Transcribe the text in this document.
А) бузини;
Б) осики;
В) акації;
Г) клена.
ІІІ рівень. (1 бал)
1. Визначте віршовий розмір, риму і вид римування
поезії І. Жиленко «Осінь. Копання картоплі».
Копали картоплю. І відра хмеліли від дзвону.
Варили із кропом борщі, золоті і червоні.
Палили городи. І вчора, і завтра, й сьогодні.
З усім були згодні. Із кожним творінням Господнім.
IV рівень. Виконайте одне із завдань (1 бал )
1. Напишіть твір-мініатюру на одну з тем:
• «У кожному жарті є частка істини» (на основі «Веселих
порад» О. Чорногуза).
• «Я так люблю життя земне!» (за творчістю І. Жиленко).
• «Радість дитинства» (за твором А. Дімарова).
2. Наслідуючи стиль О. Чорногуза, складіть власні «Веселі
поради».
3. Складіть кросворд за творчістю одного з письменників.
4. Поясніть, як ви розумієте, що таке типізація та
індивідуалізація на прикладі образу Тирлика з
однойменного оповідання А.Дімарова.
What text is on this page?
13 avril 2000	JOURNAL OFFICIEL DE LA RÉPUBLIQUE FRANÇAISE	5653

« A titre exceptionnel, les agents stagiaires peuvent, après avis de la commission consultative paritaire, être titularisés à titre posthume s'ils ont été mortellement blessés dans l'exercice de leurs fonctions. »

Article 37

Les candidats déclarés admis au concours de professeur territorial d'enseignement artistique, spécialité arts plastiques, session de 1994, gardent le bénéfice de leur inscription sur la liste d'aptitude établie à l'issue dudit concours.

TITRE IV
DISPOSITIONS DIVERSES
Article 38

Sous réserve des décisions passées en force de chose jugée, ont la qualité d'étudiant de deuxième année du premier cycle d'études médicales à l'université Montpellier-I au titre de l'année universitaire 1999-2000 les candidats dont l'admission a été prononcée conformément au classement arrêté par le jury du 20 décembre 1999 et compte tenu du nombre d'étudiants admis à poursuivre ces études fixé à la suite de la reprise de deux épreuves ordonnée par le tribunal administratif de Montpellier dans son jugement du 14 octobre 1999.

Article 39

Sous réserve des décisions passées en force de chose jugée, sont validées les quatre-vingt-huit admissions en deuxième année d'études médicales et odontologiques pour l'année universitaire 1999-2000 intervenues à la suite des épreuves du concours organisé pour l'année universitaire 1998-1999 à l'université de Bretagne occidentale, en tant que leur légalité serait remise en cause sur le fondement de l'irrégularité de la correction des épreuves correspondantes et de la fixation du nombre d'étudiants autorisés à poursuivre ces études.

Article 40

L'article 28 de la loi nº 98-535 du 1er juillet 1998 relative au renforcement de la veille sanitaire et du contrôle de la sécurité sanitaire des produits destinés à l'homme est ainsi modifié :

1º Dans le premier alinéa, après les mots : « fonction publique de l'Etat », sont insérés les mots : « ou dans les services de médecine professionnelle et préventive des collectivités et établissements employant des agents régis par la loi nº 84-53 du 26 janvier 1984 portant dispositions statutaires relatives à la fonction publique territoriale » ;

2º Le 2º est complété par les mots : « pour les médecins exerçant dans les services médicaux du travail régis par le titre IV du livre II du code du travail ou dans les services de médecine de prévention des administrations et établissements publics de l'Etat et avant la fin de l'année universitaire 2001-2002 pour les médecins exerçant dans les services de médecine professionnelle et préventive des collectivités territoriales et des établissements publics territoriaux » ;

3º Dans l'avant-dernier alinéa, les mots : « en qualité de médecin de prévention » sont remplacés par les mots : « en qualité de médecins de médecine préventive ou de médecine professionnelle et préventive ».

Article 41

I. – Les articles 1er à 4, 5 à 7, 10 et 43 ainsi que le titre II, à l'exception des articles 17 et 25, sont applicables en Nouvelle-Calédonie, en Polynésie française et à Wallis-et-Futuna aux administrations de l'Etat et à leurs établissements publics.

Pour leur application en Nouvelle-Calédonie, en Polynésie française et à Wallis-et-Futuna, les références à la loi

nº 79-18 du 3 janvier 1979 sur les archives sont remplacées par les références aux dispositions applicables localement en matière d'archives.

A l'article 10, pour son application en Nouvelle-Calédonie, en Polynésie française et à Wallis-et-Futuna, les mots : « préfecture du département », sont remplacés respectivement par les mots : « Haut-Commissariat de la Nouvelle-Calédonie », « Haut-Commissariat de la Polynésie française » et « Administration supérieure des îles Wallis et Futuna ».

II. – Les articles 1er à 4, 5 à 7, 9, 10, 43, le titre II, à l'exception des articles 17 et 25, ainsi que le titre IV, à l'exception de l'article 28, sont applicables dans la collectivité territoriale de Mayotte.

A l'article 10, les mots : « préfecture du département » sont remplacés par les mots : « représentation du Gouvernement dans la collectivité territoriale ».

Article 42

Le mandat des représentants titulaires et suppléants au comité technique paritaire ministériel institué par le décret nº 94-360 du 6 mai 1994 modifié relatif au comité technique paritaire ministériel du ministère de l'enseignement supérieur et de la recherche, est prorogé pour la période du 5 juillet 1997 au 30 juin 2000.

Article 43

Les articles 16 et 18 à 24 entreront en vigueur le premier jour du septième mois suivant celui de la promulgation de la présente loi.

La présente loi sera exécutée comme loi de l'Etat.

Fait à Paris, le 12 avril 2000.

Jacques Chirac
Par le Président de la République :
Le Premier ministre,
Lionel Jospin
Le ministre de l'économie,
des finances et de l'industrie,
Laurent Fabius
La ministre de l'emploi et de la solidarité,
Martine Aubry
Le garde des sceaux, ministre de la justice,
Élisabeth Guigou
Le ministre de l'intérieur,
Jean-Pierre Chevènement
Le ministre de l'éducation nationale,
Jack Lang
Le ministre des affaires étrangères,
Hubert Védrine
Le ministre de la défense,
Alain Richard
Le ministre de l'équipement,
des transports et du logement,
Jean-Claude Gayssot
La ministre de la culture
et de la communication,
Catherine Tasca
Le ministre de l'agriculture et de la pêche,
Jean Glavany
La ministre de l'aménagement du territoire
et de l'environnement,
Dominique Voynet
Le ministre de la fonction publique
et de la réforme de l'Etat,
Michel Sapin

▬▬▬

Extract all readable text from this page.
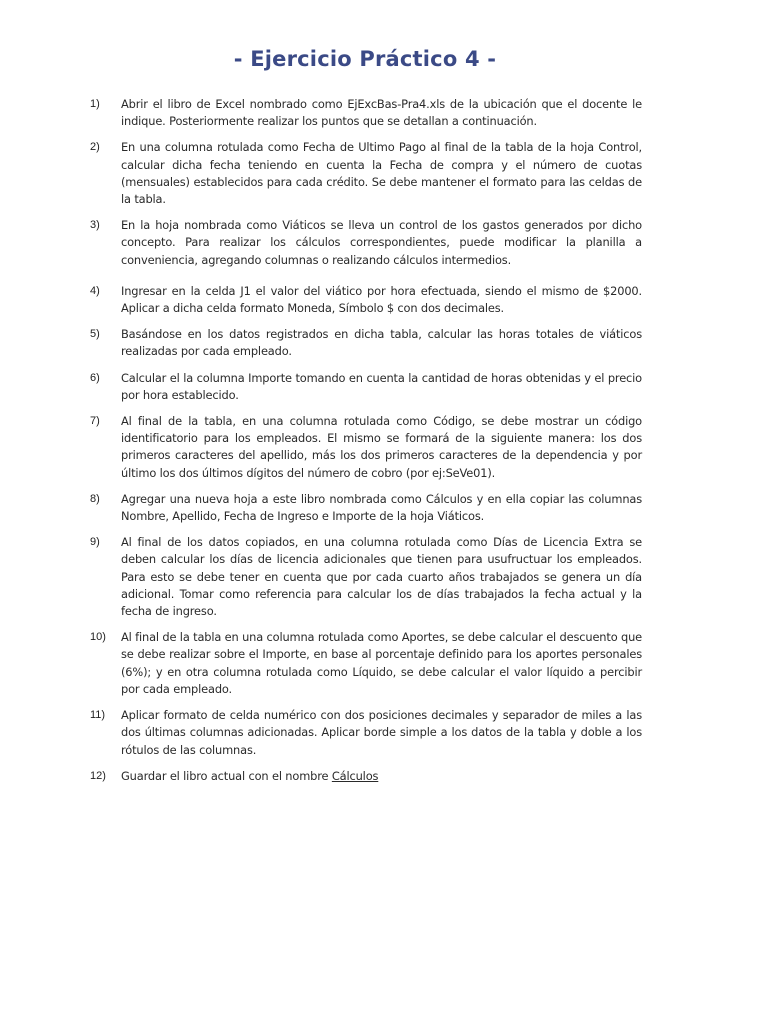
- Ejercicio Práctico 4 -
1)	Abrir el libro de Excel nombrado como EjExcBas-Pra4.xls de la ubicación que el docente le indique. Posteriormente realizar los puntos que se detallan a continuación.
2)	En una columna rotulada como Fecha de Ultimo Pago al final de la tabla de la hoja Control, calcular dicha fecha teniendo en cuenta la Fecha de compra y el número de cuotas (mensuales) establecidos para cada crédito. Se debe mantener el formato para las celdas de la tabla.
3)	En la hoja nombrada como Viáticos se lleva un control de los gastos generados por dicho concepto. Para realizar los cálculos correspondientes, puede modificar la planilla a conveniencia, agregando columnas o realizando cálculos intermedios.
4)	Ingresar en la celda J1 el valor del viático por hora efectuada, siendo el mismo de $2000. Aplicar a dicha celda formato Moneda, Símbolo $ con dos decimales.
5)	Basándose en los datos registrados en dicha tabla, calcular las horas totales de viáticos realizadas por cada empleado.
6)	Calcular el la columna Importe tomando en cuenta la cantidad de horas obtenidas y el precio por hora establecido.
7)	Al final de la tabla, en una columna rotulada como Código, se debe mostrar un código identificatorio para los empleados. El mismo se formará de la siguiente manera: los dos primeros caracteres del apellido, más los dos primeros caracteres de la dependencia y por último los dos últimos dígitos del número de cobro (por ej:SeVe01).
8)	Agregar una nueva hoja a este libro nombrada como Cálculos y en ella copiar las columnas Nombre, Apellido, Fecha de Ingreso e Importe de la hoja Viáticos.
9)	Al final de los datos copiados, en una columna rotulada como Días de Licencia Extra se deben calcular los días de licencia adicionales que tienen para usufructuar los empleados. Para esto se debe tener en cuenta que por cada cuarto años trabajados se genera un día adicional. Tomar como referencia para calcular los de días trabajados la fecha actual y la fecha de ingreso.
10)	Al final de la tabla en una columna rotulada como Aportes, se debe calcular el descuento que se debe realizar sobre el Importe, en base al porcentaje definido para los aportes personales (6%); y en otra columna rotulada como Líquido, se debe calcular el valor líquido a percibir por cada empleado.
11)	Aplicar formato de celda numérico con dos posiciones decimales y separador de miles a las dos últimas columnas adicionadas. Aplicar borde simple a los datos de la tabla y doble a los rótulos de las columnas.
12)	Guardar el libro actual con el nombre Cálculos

▬▬▬

Keep only the lines that hold the string "agents", and copy them out.

__Finished task__:
« A titre exceptionnel, les agents stagiaires peuvent, après avis de la commission consultative paritaire, être titularisés à titre posthume s'ils ont été mortellement blessés dans l'exercice de leurs fonctions. »
1º Dans le premier alinéa, après les mots : « fonction publique de l'Etat », sont insérés les mots : « ou dans les services de médecine professionnelle et préventive des collectivités et établissements employant des agents régis par la loi nº 84-53 du 26 janvier 1984 portant dispositions statutaires relatives à la fonction publique territoriale » ;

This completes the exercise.